§ **Task brief**
Could you copy every line in the listing below that has the word "även"?

(Task material Opens)

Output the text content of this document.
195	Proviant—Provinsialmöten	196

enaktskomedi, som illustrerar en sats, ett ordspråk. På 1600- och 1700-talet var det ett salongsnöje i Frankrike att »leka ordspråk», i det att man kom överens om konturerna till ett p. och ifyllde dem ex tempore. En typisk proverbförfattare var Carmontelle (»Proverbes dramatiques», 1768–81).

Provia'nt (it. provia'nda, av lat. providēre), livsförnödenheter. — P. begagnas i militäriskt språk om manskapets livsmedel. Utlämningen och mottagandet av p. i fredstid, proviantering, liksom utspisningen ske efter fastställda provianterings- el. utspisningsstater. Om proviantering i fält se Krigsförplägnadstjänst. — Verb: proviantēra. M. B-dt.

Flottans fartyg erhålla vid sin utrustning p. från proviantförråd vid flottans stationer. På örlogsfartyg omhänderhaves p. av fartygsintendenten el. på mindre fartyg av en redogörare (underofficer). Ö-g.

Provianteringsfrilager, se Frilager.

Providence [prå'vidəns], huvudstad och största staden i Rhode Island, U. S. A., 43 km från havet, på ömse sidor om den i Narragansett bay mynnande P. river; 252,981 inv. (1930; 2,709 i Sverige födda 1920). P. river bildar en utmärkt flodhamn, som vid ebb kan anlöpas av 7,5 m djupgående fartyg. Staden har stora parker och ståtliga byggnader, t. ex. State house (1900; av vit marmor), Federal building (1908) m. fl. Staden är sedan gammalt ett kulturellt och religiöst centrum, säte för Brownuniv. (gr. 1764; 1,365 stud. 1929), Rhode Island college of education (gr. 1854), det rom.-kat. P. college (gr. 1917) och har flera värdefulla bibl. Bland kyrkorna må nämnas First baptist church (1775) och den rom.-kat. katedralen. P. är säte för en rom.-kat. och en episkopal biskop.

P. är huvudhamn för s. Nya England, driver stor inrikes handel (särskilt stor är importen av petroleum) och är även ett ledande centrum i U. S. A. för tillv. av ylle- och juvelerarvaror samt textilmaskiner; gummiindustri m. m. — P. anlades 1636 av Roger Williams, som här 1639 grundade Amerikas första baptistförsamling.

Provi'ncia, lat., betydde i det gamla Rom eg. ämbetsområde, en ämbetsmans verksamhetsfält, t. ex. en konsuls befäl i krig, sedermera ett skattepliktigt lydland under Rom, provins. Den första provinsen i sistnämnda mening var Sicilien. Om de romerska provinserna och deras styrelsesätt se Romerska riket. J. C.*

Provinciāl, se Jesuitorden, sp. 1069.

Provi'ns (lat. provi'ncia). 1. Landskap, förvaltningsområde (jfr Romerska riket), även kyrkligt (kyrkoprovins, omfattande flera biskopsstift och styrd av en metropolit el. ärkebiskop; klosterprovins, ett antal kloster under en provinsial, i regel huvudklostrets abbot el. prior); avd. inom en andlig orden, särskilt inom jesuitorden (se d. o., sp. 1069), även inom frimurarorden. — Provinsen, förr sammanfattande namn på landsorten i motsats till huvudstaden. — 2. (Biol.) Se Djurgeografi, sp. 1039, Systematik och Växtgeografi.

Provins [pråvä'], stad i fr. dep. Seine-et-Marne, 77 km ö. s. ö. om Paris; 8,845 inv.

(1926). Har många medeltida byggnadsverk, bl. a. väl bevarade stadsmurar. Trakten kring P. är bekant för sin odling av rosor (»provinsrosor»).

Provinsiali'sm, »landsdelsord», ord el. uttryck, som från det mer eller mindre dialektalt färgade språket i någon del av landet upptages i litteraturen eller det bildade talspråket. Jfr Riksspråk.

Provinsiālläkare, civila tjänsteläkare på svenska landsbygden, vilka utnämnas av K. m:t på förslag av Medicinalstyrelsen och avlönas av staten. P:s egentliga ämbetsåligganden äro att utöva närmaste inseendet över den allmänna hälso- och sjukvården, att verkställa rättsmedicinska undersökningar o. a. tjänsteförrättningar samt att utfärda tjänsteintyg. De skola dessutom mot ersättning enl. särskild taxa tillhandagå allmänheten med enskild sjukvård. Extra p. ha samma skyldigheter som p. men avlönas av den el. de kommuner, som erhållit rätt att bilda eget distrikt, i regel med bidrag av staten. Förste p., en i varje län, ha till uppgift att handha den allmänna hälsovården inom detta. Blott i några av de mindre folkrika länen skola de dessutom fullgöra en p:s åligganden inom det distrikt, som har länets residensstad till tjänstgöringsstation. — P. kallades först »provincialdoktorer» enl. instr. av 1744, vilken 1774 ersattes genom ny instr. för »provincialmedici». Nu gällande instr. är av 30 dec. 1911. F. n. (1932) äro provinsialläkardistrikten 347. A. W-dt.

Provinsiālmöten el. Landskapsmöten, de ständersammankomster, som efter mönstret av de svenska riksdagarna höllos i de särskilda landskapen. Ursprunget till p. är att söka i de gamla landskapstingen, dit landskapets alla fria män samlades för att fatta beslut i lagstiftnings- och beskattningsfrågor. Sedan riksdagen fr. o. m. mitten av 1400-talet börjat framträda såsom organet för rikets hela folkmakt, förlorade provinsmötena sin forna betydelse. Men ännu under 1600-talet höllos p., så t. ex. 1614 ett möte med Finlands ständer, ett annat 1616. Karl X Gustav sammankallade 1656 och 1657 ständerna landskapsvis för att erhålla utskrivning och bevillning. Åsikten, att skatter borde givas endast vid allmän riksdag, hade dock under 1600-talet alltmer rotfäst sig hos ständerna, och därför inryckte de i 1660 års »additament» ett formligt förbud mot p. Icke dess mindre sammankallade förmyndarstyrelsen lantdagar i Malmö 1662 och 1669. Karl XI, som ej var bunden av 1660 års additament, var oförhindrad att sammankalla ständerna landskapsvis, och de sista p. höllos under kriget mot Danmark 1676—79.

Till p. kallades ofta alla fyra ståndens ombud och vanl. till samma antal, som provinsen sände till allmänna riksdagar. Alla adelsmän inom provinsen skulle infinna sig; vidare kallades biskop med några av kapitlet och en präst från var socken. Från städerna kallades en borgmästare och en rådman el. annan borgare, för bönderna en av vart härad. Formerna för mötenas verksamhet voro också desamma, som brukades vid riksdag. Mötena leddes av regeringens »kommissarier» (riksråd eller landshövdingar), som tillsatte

(Task material Closes)

§ **Output of the exercise**
P. är huvudhamn för s. Nya England, driver stor inrikes handel (särskilt stor är importen av petroleum) och är även ett ledande centrum i U. S. A. för tillv. av ylle- och juvelerarvaror samt textilmaskiner; gummiindustri m. m. — P. anlades 1636 av Roger Williams, som här 1639 grundade Amerikas första baptistförsamling.
Provi'ns (lat. provi'ncia). 1. Landskap, förvaltningsområde (jfr Romerska riket), även kyrkligt (kyrkoprovins, omfattande flera biskopsstift och styrd av en metropolit el. ärkebiskop; klosterprovins, ett antal kloster under en provinsial, i regel huvudklostrets abbot el. prior); avd. inom en andlig orden, särskilt inom jesuitorden (se d. o., sp. 1069), även inom frimurarorden. — Provinsen, förr sammanfattande namn på landsorten i motsats till huvudstaden. — 2. (Biol.) Se Djurgeografi, sp. 1039, Systematik och Växtgeografi.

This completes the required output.